* _INSTRUCTIONS TO FOLLOW_:
Copy out each line in the material below that has the word "image".
※
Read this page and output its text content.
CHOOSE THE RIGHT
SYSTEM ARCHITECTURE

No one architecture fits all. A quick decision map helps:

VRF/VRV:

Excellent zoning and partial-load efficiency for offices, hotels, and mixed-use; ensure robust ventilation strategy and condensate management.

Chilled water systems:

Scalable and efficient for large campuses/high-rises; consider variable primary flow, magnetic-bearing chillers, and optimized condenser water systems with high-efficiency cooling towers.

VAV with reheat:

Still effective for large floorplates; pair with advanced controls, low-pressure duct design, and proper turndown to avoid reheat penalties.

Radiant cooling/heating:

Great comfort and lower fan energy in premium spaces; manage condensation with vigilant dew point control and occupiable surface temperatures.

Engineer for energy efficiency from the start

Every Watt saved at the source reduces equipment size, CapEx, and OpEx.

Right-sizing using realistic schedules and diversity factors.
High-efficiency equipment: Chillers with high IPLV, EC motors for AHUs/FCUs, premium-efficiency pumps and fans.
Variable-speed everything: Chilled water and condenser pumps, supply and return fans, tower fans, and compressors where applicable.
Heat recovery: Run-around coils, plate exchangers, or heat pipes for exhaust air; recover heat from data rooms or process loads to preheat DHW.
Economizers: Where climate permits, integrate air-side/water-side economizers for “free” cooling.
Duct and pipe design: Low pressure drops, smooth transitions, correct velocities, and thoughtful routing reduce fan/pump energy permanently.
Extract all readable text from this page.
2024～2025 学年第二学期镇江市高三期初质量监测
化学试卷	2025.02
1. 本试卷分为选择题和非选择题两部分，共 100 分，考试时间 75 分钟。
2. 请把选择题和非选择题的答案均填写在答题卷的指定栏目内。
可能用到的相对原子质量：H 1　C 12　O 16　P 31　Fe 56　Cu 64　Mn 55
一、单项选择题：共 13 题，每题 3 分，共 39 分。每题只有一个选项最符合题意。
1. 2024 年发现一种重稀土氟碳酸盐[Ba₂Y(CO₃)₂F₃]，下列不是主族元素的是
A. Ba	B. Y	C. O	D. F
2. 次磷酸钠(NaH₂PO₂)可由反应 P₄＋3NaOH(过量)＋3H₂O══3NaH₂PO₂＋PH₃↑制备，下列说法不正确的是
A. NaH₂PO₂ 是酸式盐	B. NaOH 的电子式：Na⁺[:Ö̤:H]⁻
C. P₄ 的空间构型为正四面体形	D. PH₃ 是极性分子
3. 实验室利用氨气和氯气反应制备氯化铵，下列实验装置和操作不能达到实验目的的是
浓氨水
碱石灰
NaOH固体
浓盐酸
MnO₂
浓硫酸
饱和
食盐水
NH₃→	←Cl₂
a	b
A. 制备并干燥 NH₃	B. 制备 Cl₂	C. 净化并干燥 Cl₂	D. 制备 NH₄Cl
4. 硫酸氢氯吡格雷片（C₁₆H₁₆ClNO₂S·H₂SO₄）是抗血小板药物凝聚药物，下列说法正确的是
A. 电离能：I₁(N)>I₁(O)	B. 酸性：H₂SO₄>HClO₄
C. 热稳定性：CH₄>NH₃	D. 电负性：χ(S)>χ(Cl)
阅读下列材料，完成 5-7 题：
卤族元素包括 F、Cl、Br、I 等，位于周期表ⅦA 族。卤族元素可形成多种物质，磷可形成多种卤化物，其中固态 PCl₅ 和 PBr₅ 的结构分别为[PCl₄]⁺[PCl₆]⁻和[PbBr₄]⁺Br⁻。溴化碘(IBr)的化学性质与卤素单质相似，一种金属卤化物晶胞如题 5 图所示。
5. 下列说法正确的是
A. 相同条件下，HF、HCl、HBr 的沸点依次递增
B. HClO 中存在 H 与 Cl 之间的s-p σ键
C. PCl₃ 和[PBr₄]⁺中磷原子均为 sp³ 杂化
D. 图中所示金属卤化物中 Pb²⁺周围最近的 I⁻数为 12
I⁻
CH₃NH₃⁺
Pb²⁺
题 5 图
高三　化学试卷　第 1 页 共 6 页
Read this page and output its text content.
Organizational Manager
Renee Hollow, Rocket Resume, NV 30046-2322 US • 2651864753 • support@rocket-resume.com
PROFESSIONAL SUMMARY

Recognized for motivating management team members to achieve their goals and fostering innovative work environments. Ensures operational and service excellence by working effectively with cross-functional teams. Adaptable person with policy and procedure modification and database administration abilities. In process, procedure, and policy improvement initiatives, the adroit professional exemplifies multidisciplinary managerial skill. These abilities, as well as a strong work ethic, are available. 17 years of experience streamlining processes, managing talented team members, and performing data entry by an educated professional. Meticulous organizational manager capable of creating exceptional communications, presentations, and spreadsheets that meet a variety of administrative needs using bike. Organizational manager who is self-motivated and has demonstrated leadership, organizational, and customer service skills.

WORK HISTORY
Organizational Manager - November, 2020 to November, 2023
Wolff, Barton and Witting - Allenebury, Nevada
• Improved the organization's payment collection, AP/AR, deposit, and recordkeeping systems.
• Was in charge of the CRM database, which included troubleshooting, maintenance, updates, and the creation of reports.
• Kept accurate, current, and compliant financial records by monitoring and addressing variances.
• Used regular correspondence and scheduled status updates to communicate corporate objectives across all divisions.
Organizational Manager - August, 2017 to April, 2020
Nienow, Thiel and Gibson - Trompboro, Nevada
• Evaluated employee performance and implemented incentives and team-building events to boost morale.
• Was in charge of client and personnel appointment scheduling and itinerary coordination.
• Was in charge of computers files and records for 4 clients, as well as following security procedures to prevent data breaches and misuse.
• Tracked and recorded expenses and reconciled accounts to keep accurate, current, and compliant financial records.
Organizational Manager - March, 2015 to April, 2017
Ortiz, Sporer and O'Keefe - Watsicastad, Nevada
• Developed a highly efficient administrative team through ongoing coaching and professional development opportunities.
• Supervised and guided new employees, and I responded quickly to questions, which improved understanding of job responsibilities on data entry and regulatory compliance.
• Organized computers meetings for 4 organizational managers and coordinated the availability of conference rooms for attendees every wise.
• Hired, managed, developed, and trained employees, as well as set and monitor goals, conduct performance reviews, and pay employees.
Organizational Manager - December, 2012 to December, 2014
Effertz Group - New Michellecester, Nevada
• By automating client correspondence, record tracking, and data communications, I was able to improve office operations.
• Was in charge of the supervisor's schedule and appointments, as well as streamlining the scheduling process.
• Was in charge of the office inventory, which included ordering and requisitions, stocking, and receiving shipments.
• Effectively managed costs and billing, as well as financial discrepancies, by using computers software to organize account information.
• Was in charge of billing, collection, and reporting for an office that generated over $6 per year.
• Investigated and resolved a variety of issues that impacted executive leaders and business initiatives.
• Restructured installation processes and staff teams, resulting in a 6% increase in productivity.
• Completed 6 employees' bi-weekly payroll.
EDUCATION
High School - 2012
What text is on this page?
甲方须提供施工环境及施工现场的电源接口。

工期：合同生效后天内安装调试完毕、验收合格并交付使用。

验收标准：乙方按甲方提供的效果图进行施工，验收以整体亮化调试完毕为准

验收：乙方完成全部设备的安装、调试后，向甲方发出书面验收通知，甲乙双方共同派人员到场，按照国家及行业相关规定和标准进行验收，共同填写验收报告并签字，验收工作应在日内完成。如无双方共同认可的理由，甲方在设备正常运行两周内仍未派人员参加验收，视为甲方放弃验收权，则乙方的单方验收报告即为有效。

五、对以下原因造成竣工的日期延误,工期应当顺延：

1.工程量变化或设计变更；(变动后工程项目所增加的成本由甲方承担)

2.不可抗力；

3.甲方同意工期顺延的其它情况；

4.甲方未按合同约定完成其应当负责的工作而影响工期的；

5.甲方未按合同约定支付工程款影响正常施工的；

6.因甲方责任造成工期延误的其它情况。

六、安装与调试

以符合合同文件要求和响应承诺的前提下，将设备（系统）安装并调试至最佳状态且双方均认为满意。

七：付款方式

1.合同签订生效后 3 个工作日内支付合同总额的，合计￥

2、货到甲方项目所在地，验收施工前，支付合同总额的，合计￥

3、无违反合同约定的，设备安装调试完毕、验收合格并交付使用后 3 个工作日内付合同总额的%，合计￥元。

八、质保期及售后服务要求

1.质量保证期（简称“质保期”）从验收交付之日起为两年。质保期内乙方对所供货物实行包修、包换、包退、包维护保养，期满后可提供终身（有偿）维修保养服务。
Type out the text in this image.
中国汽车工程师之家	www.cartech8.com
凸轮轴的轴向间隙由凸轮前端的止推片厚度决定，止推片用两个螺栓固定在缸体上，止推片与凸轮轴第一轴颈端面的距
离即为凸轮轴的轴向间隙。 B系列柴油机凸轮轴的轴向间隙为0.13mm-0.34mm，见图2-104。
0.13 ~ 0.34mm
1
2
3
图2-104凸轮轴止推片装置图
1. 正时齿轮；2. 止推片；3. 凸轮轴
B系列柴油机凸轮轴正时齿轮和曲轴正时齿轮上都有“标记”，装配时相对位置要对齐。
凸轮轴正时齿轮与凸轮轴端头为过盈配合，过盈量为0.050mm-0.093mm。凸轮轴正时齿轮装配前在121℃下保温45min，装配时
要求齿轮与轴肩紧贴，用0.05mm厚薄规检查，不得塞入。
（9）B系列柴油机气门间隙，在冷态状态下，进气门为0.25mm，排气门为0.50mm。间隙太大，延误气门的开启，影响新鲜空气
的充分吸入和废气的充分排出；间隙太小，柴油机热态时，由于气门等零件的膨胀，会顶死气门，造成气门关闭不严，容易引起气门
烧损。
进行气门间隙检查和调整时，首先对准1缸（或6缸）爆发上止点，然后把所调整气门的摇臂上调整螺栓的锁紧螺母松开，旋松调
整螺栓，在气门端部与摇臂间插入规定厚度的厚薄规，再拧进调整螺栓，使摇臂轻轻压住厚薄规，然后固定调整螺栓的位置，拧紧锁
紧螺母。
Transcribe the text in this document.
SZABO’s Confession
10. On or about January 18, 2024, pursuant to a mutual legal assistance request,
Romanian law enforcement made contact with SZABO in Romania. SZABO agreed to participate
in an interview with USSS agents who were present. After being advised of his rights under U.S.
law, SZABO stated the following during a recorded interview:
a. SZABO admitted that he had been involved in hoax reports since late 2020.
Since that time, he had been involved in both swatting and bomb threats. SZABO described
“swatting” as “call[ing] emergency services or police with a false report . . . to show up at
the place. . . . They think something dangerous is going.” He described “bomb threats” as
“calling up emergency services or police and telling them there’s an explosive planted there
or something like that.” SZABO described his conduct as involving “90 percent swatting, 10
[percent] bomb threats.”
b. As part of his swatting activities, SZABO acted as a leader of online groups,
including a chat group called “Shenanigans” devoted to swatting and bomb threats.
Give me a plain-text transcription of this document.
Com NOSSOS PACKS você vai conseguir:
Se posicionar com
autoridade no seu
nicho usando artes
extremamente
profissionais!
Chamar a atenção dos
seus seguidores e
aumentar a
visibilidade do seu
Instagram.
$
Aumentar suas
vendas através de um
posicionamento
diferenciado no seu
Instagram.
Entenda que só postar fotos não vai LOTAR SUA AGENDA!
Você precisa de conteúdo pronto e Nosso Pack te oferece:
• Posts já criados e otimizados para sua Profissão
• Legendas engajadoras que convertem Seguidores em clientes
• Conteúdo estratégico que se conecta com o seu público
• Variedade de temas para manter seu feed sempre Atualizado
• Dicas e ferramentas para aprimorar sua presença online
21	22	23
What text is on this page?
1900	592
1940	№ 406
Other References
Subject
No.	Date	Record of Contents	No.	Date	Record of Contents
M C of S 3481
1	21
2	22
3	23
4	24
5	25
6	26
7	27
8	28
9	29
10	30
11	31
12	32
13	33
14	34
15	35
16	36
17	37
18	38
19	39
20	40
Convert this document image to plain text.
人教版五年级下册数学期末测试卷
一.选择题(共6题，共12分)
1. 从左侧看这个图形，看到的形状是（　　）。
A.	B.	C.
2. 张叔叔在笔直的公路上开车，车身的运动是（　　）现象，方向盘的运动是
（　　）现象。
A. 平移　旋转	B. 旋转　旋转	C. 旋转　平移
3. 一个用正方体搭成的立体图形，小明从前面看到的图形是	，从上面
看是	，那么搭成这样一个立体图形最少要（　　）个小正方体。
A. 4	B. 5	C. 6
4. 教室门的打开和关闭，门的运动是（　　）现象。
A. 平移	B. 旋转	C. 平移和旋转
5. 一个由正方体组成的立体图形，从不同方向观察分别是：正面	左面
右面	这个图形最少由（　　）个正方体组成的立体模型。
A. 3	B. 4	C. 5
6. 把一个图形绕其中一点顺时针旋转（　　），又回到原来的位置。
※
* _SOLUTION TO THIS PROBLEM_:
Type out the text in this image.
Convert this document image to plain text.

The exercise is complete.